### Entries supplied
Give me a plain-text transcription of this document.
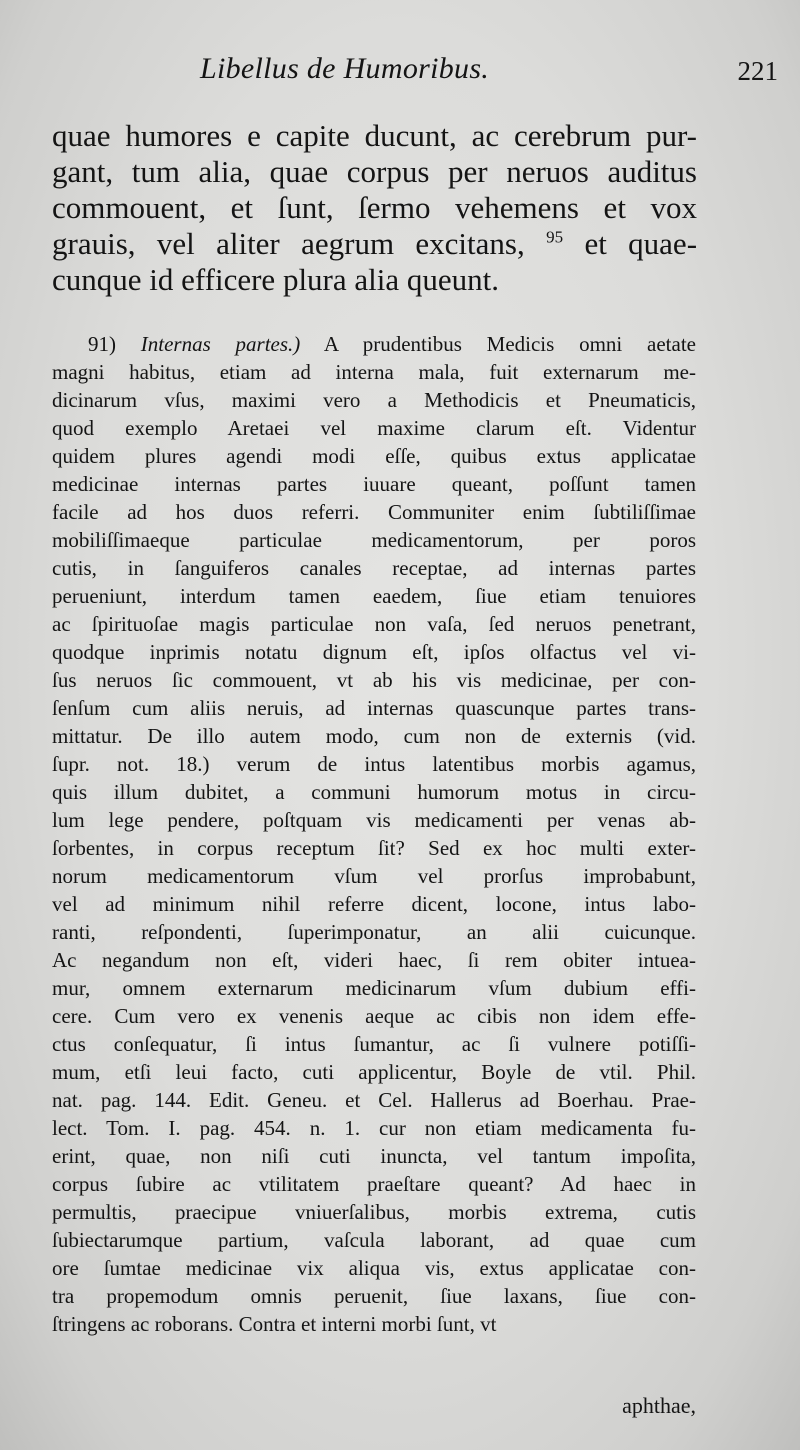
Libellus de Humoribus.	221
quae humores e capite ducunt, ac cerebrum pur-
gant, tum alia, quae corpus per neruos auditus
commouent, et ſunt, ſermo vehemens et vox
grauis, vel aliter aegrum excitans, $^{95}$ et quae-
cunque id efficere plura alia queunt.
91) Internas partes.) A prudentibus Medicis omni aetate
magni habitus, etiam ad interna mala, fuit externarum me-
dicinarum vſus, maximi vero a Methodicis et Pneumaticis,
quod exemplo Aretaei vel maxime clarum eſt. Videntur
quidem plures agendi modi eſſe, quibus extus applicatae
medicinae internas partes iuuare queant, poſſunt tamen
facile ad hos duos referri. Communiter enim ſubtiliſſimae
mobiliſſimaeque particulae medicamentorum, per poros
cutis, in ſanguiferos canales receptae, ad internas partes
perueniunt, interdum tamen eaedem, ſiue etiam tenuiores
ac ſpirituoſae magis particulae non vaſa, ſed neruos penetrant,
quodque inprimis notatu dignum eſt, ipſos olfactus vel vi-
ſus neruos ſic commouent, vt ab his vis medicinae, per con-
ſenſum cum aliis neruis, ad internas quascunque partes trans-
mittatur. De illo autem modo, cum non de externis (vid.
ſupr. not. 18.) verum de intus latentibus morbis agamus,
quis illum dubitet, a communi humorum motus in circu-
lum lege pendere, poſtquam vis medicamenti per venas ab-
ſorbentes, in corpus receptum ſit? Sed ex hoc multi exter-
norum medicamentorum vſum vel prorſus improbabunt,
vel ad minimum nihil referre dicent, locone, intus labo-
ranti, reſpondenti, ſuperimponatur, an alii cuicunque.
Ac negandum non eſt, videri haec, ſi rem obiter intuea-
mur, omnem externarum medicinarum vſum dubium effi-
cere. Cum vero ex venenis aeque ac cibis non idem effe-
ctus conſequatur, ſi intus ſumantur, ac ſi vulnere potiſſi-
mum, etſi leui facto, cuti applicentur, Boyle de vtil. Phil.
nat. pag. 144. Edit. Geneu. et Cel. Hallerus ad Boerhau. Prae-
lect. Tom. I. pag. 454. n. 1. cur non etiam medicamenta fu-
erint, quae, non niſi cuti inuncta, vel tantum impoſita,
corpus ſubire ac vtilitatem praeſtare queant? Ad haec in
permultis, praecipue vniuerſalibus, morbis extrema, cutis
ſubiectarumque partium, vaſcula laborant, ad quae cum
ore ſumtae medicinae vix aliqua vis, extus applicatae con-
tra propemodum omnis peruenit, ſiue laxans, ſiue con-
ſtringens ac roborans. Contra et interni morbi ſunt, vt
aphthae,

### Exercise
Every entry should be returned exactly as written, minus the pictures.

### Solved exercise
Give me a plain-text transcription of this document.
Libellus de Humoribus.	221
quae humores e capite ducunt, ac cerebrum pur-
gant, tum alia, quae corpus per neruos auditus
commouent, et ſunt, ſermo vehemens et vox
grauis, vel aliter aegrum excitans, $^{95}$ et quae-
cunque id efficere plura alia queunt.
91) Internas partes.) A prudentibus Medicis omni aetate
magni habitus, etiam ad interna mala, fuit externarum me-
dicinarum vſus, maximi vero a Methodicis et Pneumaticis,
quod exemplo Aretaei vel maxime clarum eſt. Videntur
quidem plures agendi modi eſſe, quibus extus applicatae
medicinae internas partes iuuare queant, poſſunt tamen
facile ad hos duos referri. Communiter enim ſubtiliſſimae
mobiliſſimaeque particulae medicamentorum, per poros
cutis, in ſanguiferos canales receptae, ad internas partes
perueniunt, interdum tamen eaedem, ſiue etiam tenuiores
ac ſpirituoſae magis particulae non vaſa, ſed neruos penetrant,
quodque inprimis notatu dignum eſt, ipſos olfactus vel vi-
ſus neruos ſic commouent, vt ab his vis medicinae, per con-
ſenſum cum aliis neruis, ad internas quascunque partes trans-
mittatur. De illo autem modo, cum non de externis (vid.
ſupr. not. 18.) verum de intus latentibus morbis agamus,
quis illum dubitet, a communi humorum motus in circu-
lum lege pendere, poſtquam vis medicamenti per venas ab-
ſorbentes, in corpus receptum ſit? Sed ex hoc multi exter-
norum medicamentorum vſum vel prorſus improbabunt,
vel ad minimum nihil referre dicent, locone, intus labo-
ranti, reſpondenti, ſuperimponatur, an alii cuicunque.
Ac negandum non eſt, videri haec, ſi rem obiter intuea-
mur, omnem externarum medicinarum vſum dubium effi-
cere. Cum vero ex venenis aeque ac cibis non idem effe-
ctus conſequatur, ſi intus ſumantur, ac ſi vulnere potiſſi-
mum, etſi leui facto, cuti applicentur, Boyle de vtil. Phil.
nat. pag. 144. Edit. Geneu. et Cel. Hallerus ad Boerhau. Prae-
lect. Tom. I. pag. 454. n. 1. cur non etiam medicamenta fu-
erint, quae, non niſi cuti inuncta, vel tantum impoſita,
corpus ſubire ac vtilitatem praeſtare queant? Ad haec in
permultis, praecipue vniuerſalibus, morbis extrema, cutis
ſubiectarumque partium, vaſcula laborant, ad quae cum
ore ſumtae medicinae vix aliqua vis, extus applicatae con-
tra propemodum omnis peruenit, ſiue laxans, ſiue con-
ſtringens ac roborans. Contra et interni morbi ſunt, vt
aphthae,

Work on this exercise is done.